◆ What is expected
Write out the full listing again, exactly as it stands.

◆ Dataset entries on figures
- - - - - - -

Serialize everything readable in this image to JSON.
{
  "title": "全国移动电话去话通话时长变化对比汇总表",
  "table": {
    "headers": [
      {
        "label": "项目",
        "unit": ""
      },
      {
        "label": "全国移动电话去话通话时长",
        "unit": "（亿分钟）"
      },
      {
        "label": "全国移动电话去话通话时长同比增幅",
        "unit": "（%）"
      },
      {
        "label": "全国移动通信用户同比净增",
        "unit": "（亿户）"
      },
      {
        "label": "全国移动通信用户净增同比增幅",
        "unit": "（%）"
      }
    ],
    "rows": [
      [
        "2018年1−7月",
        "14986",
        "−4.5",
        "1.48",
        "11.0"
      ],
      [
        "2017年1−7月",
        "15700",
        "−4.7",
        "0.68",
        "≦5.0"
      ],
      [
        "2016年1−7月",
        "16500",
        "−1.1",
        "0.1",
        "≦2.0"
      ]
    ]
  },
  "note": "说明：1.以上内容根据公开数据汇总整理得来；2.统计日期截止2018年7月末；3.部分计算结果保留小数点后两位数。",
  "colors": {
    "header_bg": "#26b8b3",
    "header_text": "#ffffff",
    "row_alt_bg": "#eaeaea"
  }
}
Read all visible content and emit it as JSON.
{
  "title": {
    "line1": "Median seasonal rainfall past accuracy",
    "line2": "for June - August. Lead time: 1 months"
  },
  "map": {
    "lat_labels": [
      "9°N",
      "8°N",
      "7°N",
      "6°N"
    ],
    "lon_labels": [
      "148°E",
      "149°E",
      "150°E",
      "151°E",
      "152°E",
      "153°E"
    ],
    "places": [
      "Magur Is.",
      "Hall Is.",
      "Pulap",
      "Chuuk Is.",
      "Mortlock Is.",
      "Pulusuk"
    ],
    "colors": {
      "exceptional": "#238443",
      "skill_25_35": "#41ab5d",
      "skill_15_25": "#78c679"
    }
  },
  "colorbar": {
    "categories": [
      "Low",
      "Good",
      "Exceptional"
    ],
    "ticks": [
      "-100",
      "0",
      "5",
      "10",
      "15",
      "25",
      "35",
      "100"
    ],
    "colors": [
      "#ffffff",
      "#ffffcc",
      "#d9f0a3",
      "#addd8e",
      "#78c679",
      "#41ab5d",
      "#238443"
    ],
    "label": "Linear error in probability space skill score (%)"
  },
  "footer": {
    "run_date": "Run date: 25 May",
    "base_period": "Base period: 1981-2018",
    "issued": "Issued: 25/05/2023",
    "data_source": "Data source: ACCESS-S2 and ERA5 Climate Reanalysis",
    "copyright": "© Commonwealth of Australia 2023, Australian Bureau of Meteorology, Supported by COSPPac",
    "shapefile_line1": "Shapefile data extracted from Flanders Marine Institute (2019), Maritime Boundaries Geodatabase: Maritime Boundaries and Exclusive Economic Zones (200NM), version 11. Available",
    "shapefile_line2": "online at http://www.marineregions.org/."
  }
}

- - - - - - -

◆ Result of the exercise
Serialize everything readable in this image to JSON.
{
  "title": "全国移动电话去话通话时长变化对比汇总表",
  "table": {
    "headers": [
      {
        "label": "项目",
        "unit": ""
      },
      {
        "label": "全国移动电话去话通话时长",
        "unit": "（亿分钟）"
      },
      {
        "label": "全国移动电话去话通话时长同比增幅",
        "unit": "（%）"
      },
      {
        "label": "全国移动通信用户同比净增",
        "unit": "（亿户）"
      },
      {
        "label": "全国移动通信用户净增同比增幅",
        "unit": "（%）"
      }
    ],
    "rows": [
      [
        "2018年1−7月",
        "14986",
        "−4.5",
        "1.48",
        "11.0"
      ],
      [
        "2017年1−7月",
        "15700",
        "−4.7",
        "0.68",
        "≦5.0"
      ],
      [
        "2016年1−7月",
        "16500",
        "−1.1",
        "0.1",
        "≦2.0"
      ]
    ]
  },
  "note": "说明：1.以上内容根据公开数据汇总整理得来；2.统计日期截止2018年7月末；3.部分计算结果保留小数点后两位数。",
  "colors": {
    "header_bg": "#26b8b3",
    "header_text": "#ffffff",
    "row_alt_bg": "#eaeaea"
  }
}
Read all visible content and emit it as JSON.
{
  "title": {
    "line1": "Median seasonal rainfall past accuracy",
    "line2": "for June - August. Lead time: 1 months"
  },
  "map": {
    "lat_labels": [
      "9°N",
      "8°N",
      "7°N",
      "6°N"
    ],
    "lon_labels": [
      "148°E",
      "149°E",
      "150°E",
      "151°E",
      "152°E",
      "153°E"
    ],
    "places": [
      "Magur Is.",
      "Hall Is.",
      "Pulap",
      "Chuuk Is.",
      "Mortlock Is.",
      "Pulusuk"
    ],
    "colors": {
      "exceptional": "#238443",
      "skill_25_35": "#41ab5d",
      "skill_15_25": "#78c679"
    }
  },
  "colorbar": {
    "categories": [
      "Low",
      "Good",
      "Exceptional"
    ],
    "ticks": [
      "-100",
      "0",
      "5",
      "10",
      "15",
      "25",
      "35",
      "100"
    ],
    "colors": [
      "#ffffff",
      "#ffffcc",
      "#d9f0a3",
      "#addd8e",
      "#78c679",
      "#41ab5d",
      "#238443"
    ],
    "label": "Linear error in probability space skill score (%)"
  },
  "footer": {
    "run_date": "Run date: 25 May",
    "base_period": "Base period: 1981-2018",
    "issued": "Issued: 25/05/2023",
    "data_source": "Data source: ACCESS-S2 and ERA5 Climate Reanalysis",
    "copyright": "© Commonwealth of Australia 2023, Australian Bureau of Meteorology, Supported by COSPPac",
    "shapefile_line1": "Shapefile data extracted from Flanders Marine Institute (2019), Maritime Boundaries Geodatabase: Maritime Boundaries and Exclusive Economic Zones (200NM), version 11. Available",
    "shapefile_line2": "online at http://www.marineregions.org/."
  }
}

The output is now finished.